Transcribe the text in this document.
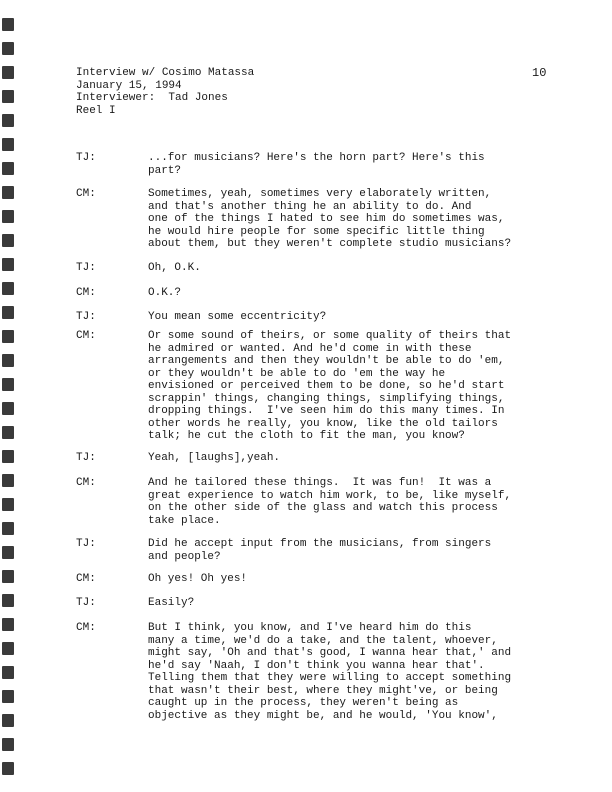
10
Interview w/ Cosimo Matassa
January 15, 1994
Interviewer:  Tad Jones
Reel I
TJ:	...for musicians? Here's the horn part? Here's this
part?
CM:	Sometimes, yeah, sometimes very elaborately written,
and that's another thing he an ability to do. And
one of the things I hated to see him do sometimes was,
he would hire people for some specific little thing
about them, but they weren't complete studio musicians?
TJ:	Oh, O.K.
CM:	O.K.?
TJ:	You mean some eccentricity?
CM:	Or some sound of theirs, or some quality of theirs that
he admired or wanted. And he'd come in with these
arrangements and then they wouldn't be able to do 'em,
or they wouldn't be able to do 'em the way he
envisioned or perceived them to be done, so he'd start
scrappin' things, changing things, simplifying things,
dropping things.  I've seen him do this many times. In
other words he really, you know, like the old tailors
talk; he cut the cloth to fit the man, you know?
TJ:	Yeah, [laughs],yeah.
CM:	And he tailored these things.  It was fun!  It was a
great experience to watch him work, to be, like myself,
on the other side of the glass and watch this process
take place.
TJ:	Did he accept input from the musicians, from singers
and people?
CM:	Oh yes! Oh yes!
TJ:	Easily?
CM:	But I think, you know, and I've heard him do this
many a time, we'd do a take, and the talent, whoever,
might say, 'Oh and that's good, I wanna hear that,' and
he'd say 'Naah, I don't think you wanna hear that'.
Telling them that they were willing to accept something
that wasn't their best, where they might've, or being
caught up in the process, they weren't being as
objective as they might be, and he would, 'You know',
______________________________
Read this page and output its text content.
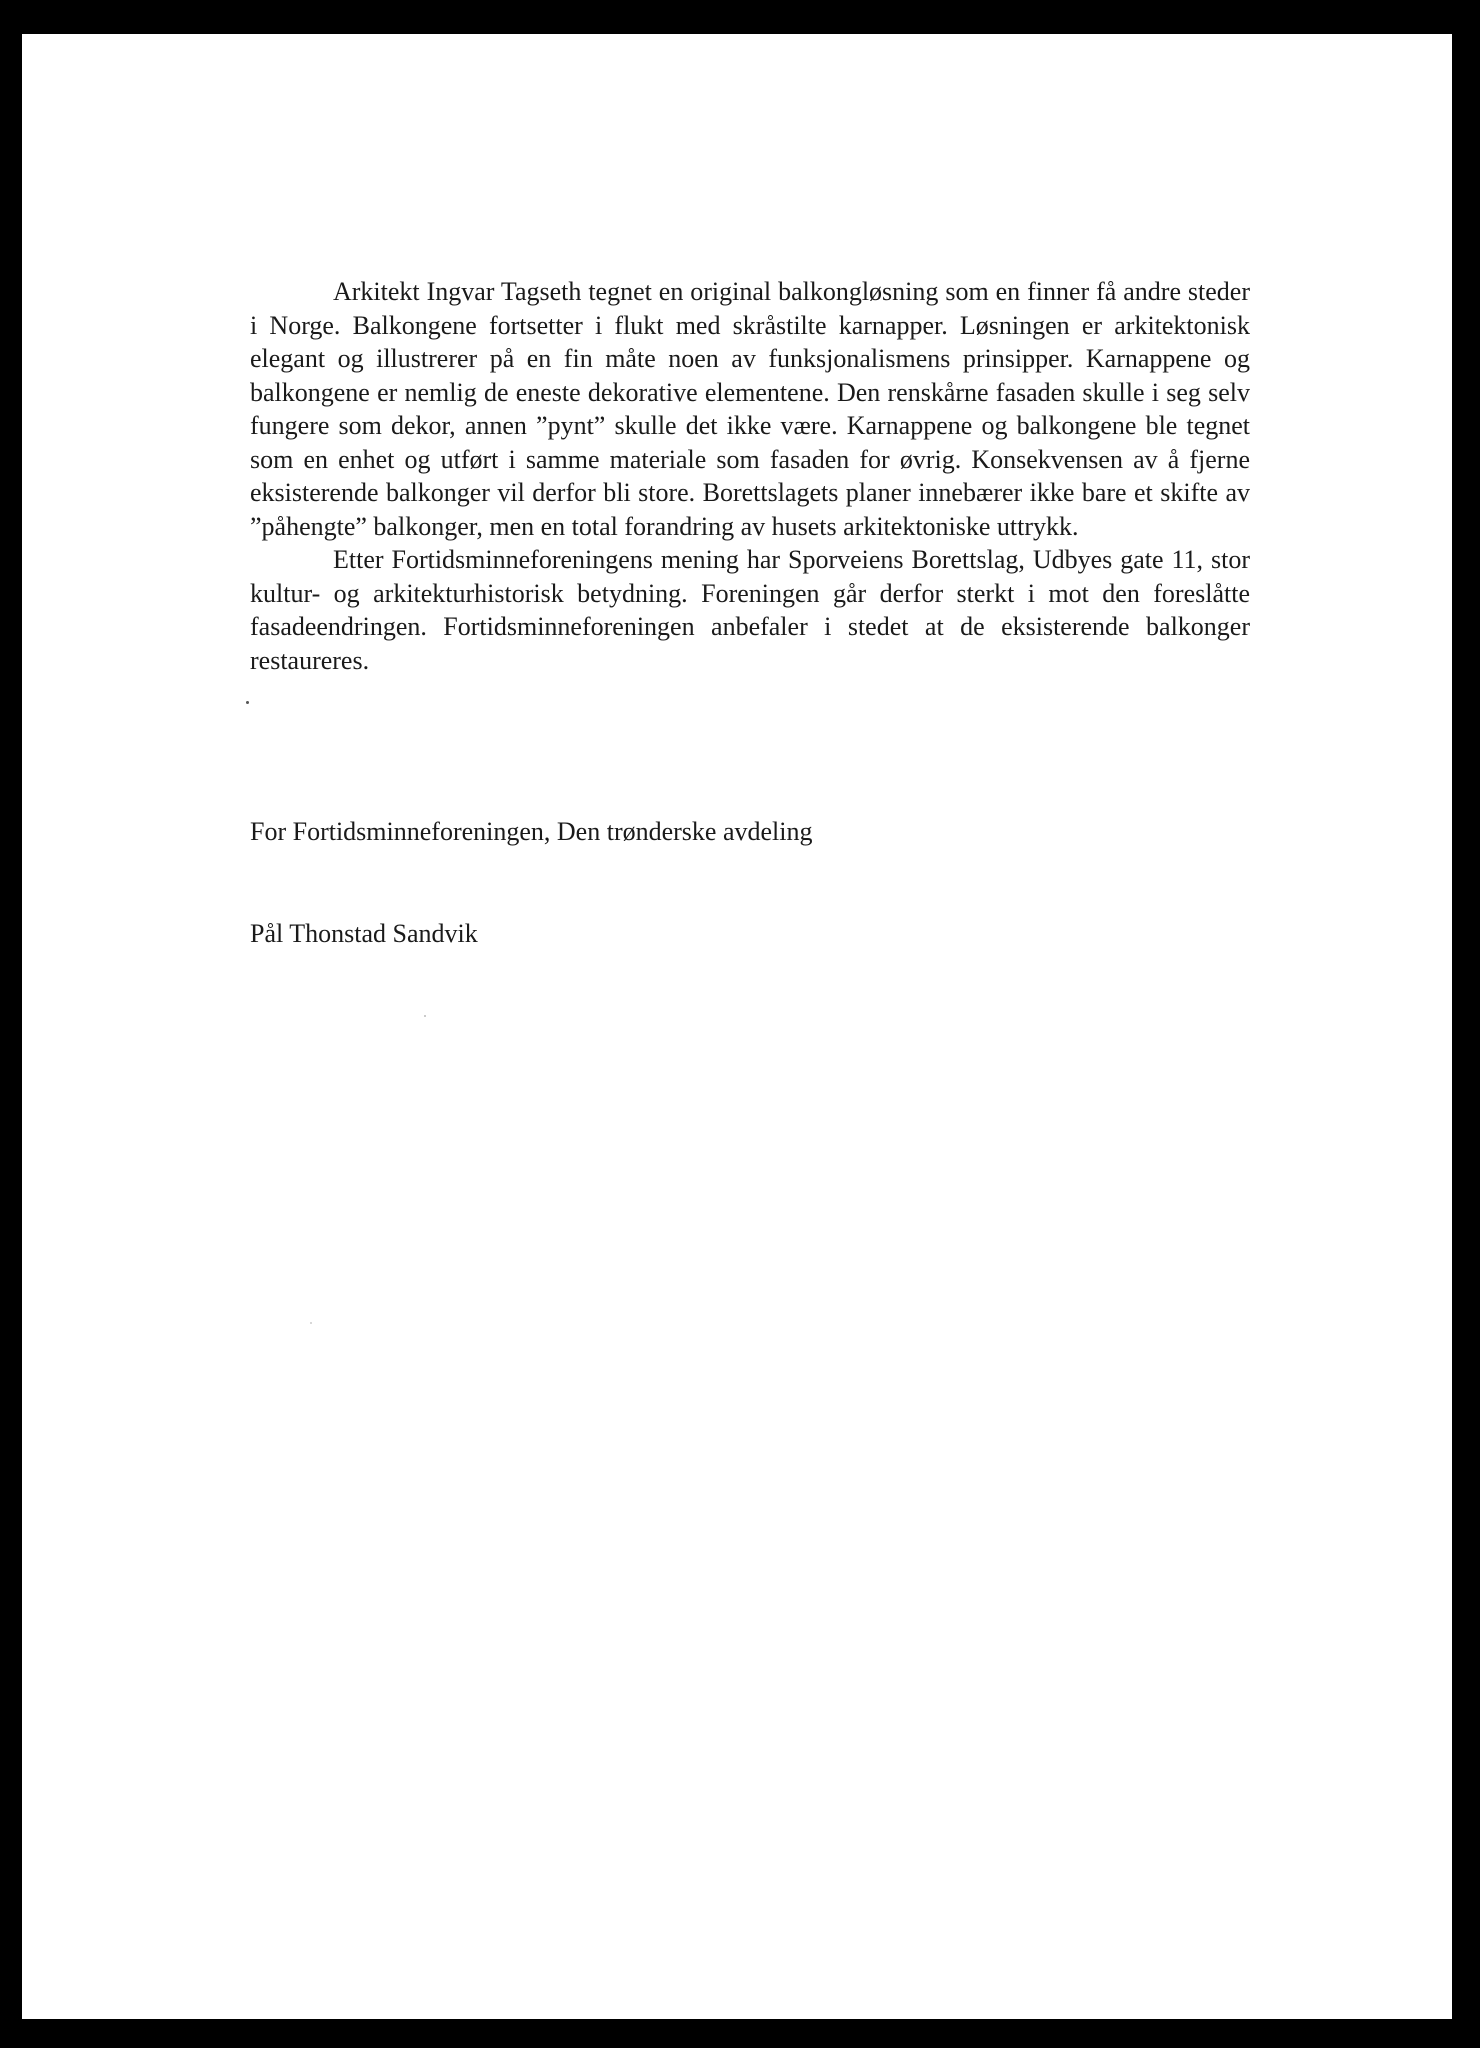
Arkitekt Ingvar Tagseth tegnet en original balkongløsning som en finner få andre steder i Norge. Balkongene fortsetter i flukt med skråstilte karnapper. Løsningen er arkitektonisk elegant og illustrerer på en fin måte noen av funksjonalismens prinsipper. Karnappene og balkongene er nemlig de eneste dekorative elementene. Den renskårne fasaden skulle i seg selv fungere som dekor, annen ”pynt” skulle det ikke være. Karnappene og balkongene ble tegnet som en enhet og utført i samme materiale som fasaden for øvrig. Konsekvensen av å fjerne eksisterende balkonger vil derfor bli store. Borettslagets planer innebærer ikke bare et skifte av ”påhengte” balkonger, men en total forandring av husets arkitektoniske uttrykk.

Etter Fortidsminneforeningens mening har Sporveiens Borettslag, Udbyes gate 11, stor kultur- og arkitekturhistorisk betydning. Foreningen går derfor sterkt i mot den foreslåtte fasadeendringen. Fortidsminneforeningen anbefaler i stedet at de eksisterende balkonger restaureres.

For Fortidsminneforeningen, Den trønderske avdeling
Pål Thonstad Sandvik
______________________________
■ TASK TO CARRY OUT ■
Gather each line from the listing above that holds "people".

■ CORRECT RESPONSE ■
he would hire people for some specific little thing
and people?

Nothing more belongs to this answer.